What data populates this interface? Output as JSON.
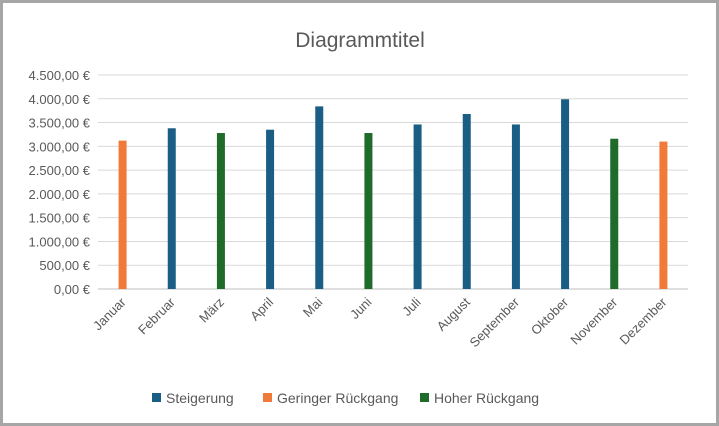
{
  "chart_data": {
    "type": "bar",
    "title": "Diagrammtitel",
    "xlabel": "",
    "ylabel": "",
    "categories": [
      "Januar",
      "Februar",
      "März",
      "April",
      "Mai",
      "Juni",
      "Juli",
      "August",
      "September",
      "Oktober",
      "November",
      "Dezember"
    ],
    "series": [
      {
        "name": "Steigerung",
        "color": "#1a5e85",
        "values": [
          null,
          3380,
          null,
          3350,
          3840,
          null,
          3460,
          3680,
          3460,
          3990,
          null,
          null
        ]
      },
      {
        "name": "Geringer Rückgang",
        "color": "#f07a3a",
        "values": [
          3120,
          null,
          null,
          null,
          null,
          null,
          null,
          null,
          null,
          null,
          null,
          3100
        ]
      },
      {
        "name": "Hoher Rückgang",
        "color": "#1e6b2a",
        "values": [
          null,
          null,
          3280,
          null,
          null,
          3280,
          null,
          null,
          null,
          null,
          3160,
          null
        ]
      }
    ],
    "ylim": [
      0,
      4500
    ],
    "yticks": [
      "0,00 €",
      "500,00 €",
      "1.000,00 €",
      "1.500,00 €",
      "2.000,00 €",
      "2.500,00 €",
      "3.000,00 €",
      "3.500,00 €",
      "4.000,00 €",
      "4.500,00 €"
    ],
    "grid": true,
    "legend_position": "bottom"
  }
}
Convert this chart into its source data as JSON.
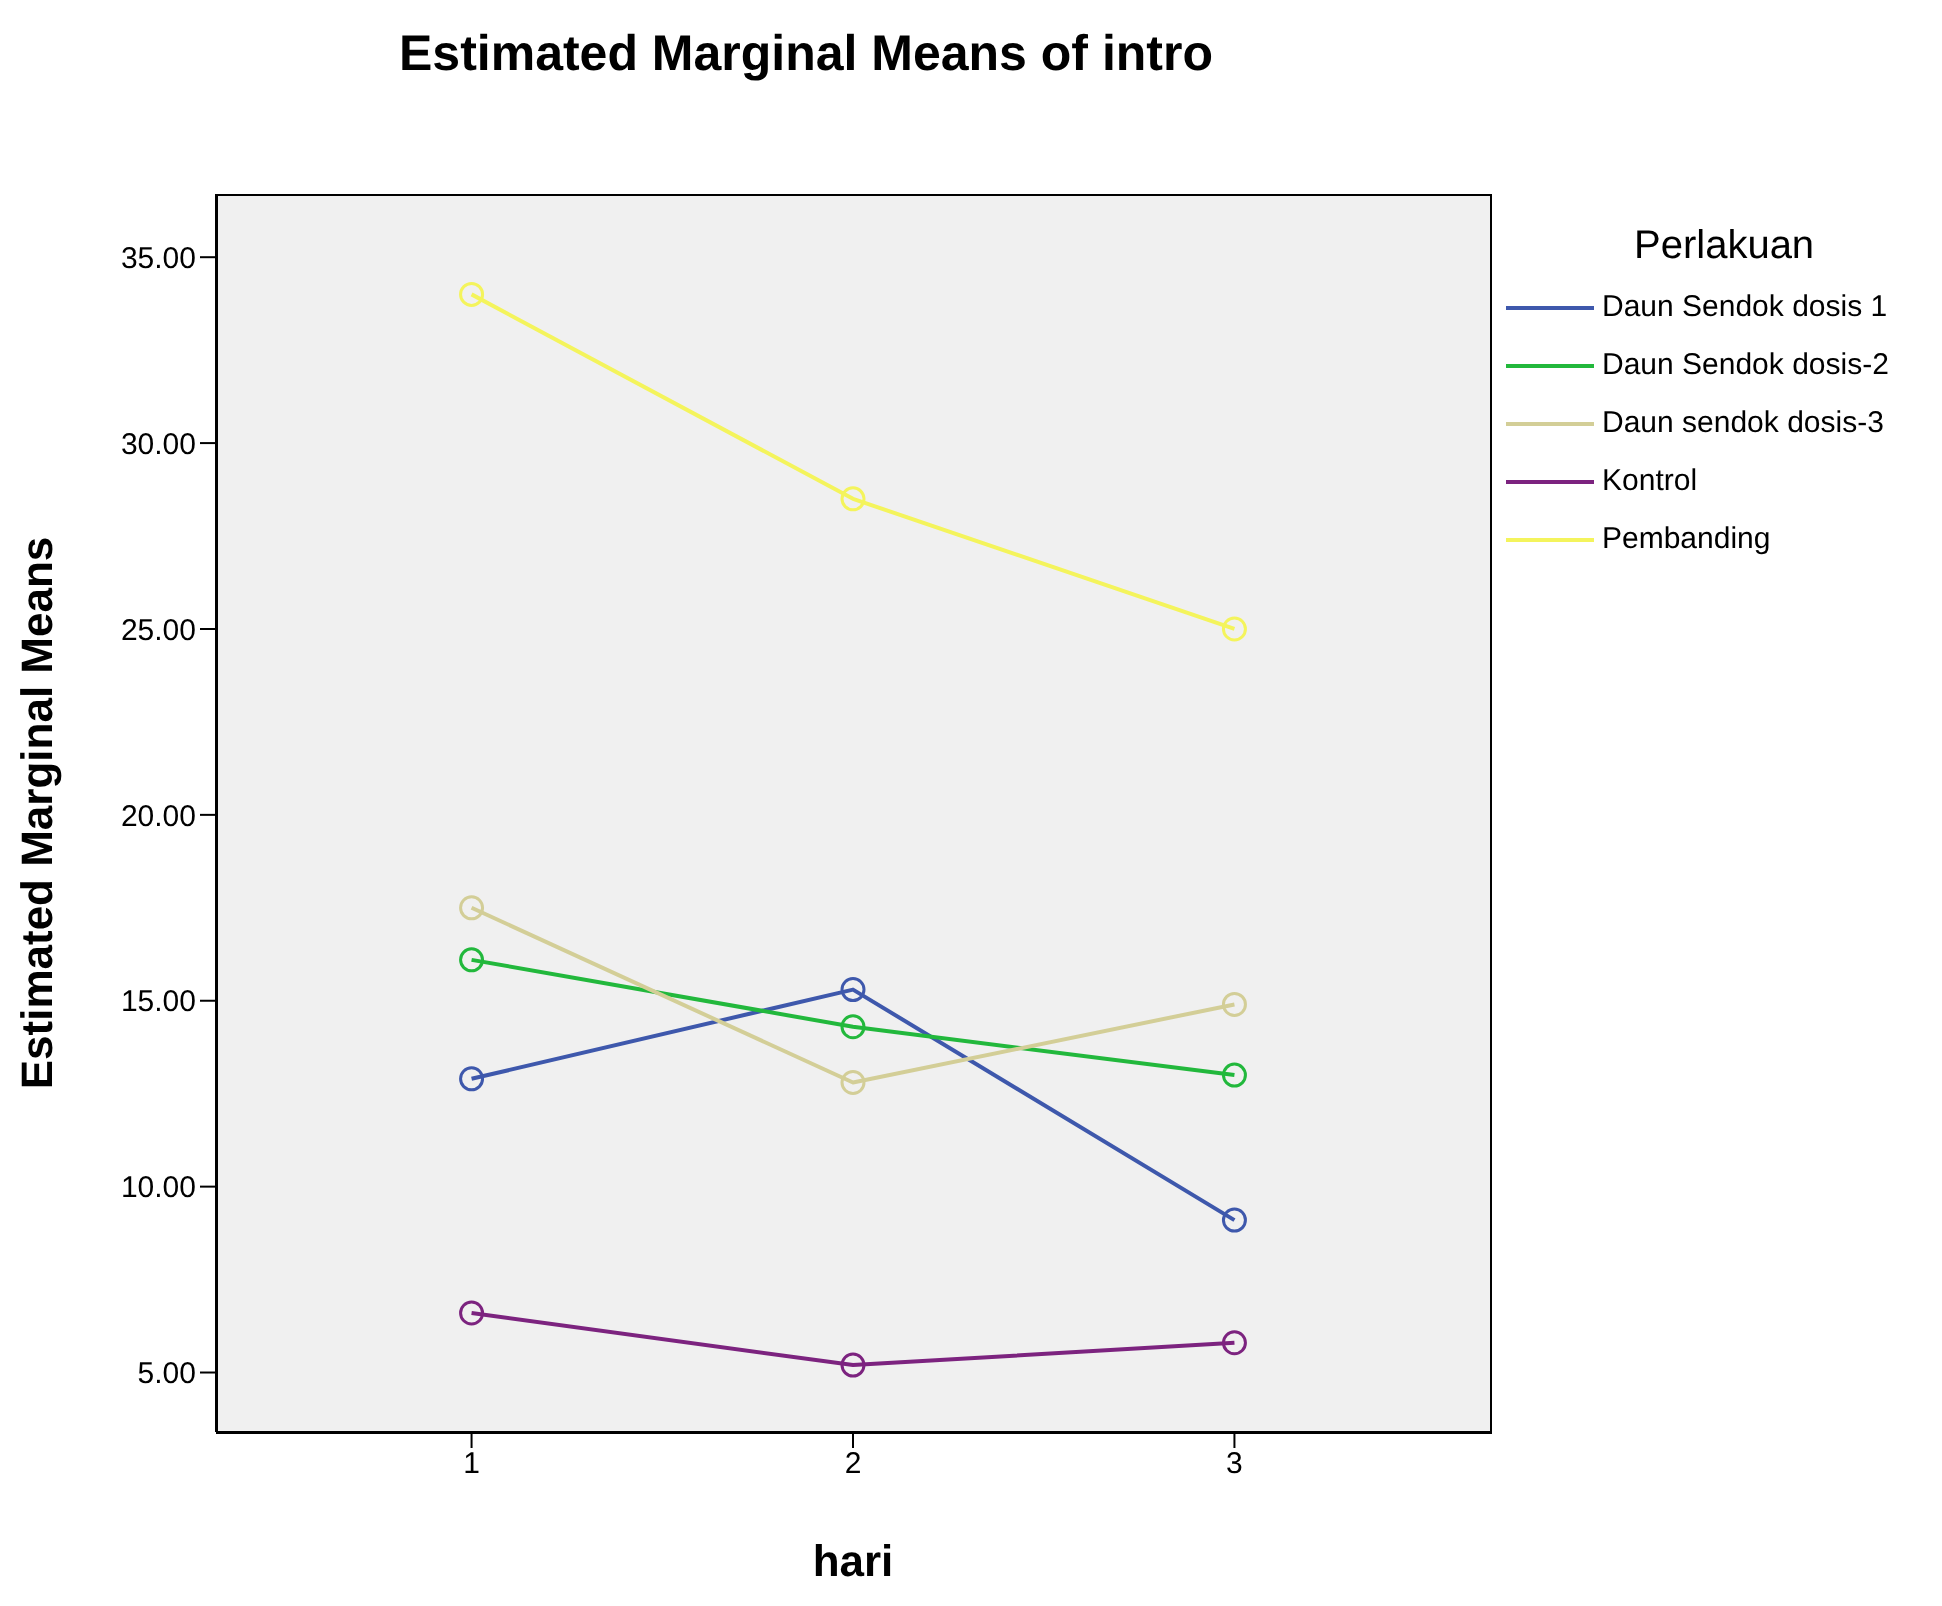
{
  "chart_data": {
    "type": "line",
    "title": "Estimated Marginal Means of intro",
    "xlabel": "hari",
    "ylabel": "Estimated Marginal Means",
    "legend_title": "Perlakuan",
    "legend": "right",
    "marker": "circle",
    "line_style": "solid",
    "x": [
      1,
      2,
      3
    ],
    "xlim": [
      0.33,
      3.67
    ],
    "xticks": [
      1,
      2,
      3
    ],
    "ylim": [
      3.4,
      36.7
    ],
    "yticks": [
      {
        "value": 5,
        "label": "5.00"
      },
      {
        "value": 10,
        "label": "10.00"
      },
      {
        "value": 15,
        "label": "15.00"
      },
      {
        "value": 20,
        "label": "20.00"
      },
      {
        "value": 25,
        "label": "25.00"
      },
      {
        "value": 30,
        "label": "30.00"
      },
      {
        "value": 35,
        "label": "35.00"
      }
    ],
    "series": [
      {
        "name": "Daun Sendok dosis 1",
        "color": "#3e58ac",
        "values": [
          12.9,
          15.3,
          9.1
        ]
      },
      {
        "name": "Daun Sendok dosis-2",
        "color": "#22b83c",
        "values": [
          16.1,
          14.3,
          13.0
        ]
      },
      {
        "name": "Daun sendok dosis-3",
        "color": "#d3ce97",
        "values": [
          17.5,
          12.8,
          14.9
        ]
      },
      {
        "name": "Kontrol",
        "color": "#7c237f",
        "values": [
          6.6,
          5.2,
          5.8
        ]
      },
      {
        "name": "Pembanding",
        "color": "#f4f45c",
        "values": [
          34.0,
          28.5,
          25.0
        ]
      }
    ]
  }
}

## Exercise goal
Transcribe the material exactly, keeping every word and none of the pictures.

## The solution
What data populates this interface? Output as JSON.
{
  "chart_data": {
    "type": "bar",
    "title": "Diagrammtitel",
    "xlabel": "",
    "ylabel": "",
    "categories": [
      "Januar",
      "Februar",
      "März",
      "April",
      "Mai",
      "Juni",
      "Juli",
      "August",
      "September",
      "Oktober",
      "November",
      "Dezember"
    ],
    "series": [
      {
        "name": "Steigerung",
        "color": "#1a5e85",
        "values": [
          null,
          3380,
          null,
          3350,
          3840,
          null,
          3460,
          3680,
          3460,
          3990,
          null,
          null
        ]
      },
      {
        "name": "Geringer Rückgang",
        "color": "#f07a3a",
        "values": [
          3120,
          null,
          null,
          null,
          null,
          null,
          null,
          null,
          null,
          null,
          null,
          3100
        ]
      },
      {
        "name": "Hoher Rückgang",
        "color": "#1e6b2a",
        "values": [
          null,
          null,
          3280,
          null,
          null,
          3280,
          null,
          null,
          null,
          null,
          3160,
          null
        ]
      }
    ],
    "ylim": [
      0,
      4500
    ],
    "yticks": [
      "0,00 €",
      "500,00 €",
      "1.000,00 €",
      "1.500,00 €",
      "2.000,00 €",
      "2.500,00 €",
      "3.000,00 €",
      "3.500,00 €",
      "4.000,00 €",
      "4.500,00 €"
    ],
    "grid": true,
    "legend_position": "bottom"
  }
}
Convert this chart into its source data as JSON.
{
  "chart_data": {
    "type": "line",
    "title": "Estimated Marginal Means of intro",
    "xlabel": "hari",
    "ylabel": "Estimated Marginal Means",
    "legend_title": "Perlakuan",
    "legend": "right",
    "marker": "circle",
    "line_style": "solid",
    "x": [
      1,
      2,
      3
    ],
    "xlim": [
      0.33,
      3.67
    ],
    "xticks": [
      1,
      2,
      3
    ],
    "ylim": [
      3.4,
      36.7
    ],
    "yticks": [
      {
        "value": 5,
        "label": "5.00"
      },
      {
        "value": 10,
        "label": "10.00"
      },
      {
        "value": 15,
        "label": "15.00"
      },
      {
        "value": 20,
        "label": "20.00"
      },
      {
        "value": 25,
        "label": "25.00"
      },
      {
        "value": 30,
        "label": "30.00"
      },
      {
        "value": 35,
        "label": "35.00"
      }
    ],
    "series": [
      {
        "name": "Daun Sendok dosis 1",
        "color": "#3e58ac",
        "values": [
          12.9,
          15.3,
          9.1
        ]
      },
      {
        "name": "Daun Sendok dosis-2",
        "color": "#22b83c",
        "values": [
          16.1,
          14.3,
          13.0
        ]
      },
      {
        "name": "Daun sendok dosis-3",
        "color": "#d3ce97",
        "values": [
          17.5,
          12.8,
          14.9
        ]
      },
      {
        "name": "Kontrol",
        "color": "#7c237f",
        "values": [
          6.6,
          5.2,
          5.8
        ]
      },
      {
        "name": "Pembanding",
        "color": "#f4f45c",
        "values": [
          34.0,
          28.5,
          25.0
        ]
      }
    ]
  }
}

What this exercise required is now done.